▸ EXERCISE
Find the lines that include the string "style" and report how many there are. Give no other text.
________________________
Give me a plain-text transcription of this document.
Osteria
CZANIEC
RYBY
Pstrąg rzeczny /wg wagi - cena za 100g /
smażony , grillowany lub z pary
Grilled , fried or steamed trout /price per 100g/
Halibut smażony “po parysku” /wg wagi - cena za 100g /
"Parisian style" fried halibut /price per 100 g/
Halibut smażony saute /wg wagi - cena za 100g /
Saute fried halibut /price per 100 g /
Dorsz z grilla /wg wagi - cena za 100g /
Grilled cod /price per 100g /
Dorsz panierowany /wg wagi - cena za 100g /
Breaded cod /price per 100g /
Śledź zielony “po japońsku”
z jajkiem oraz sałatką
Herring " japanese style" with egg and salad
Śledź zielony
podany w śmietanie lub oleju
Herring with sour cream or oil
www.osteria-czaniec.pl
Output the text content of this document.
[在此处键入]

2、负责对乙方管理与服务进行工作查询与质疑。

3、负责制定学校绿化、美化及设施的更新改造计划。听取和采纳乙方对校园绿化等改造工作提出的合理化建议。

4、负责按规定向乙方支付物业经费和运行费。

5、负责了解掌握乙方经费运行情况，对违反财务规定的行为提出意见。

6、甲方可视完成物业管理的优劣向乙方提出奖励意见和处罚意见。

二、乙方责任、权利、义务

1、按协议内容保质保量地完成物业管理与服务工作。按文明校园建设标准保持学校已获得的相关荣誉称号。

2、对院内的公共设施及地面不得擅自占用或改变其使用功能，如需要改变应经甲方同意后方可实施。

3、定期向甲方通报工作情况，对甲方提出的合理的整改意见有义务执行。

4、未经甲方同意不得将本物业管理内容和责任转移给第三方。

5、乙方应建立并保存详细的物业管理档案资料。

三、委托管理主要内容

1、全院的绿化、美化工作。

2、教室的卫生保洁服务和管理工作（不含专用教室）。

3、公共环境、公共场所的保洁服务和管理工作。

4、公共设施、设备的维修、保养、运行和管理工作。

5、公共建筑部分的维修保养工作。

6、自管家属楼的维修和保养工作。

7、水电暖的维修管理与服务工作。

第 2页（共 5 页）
________________________
▸ SOLUTION TO THIS TASK
2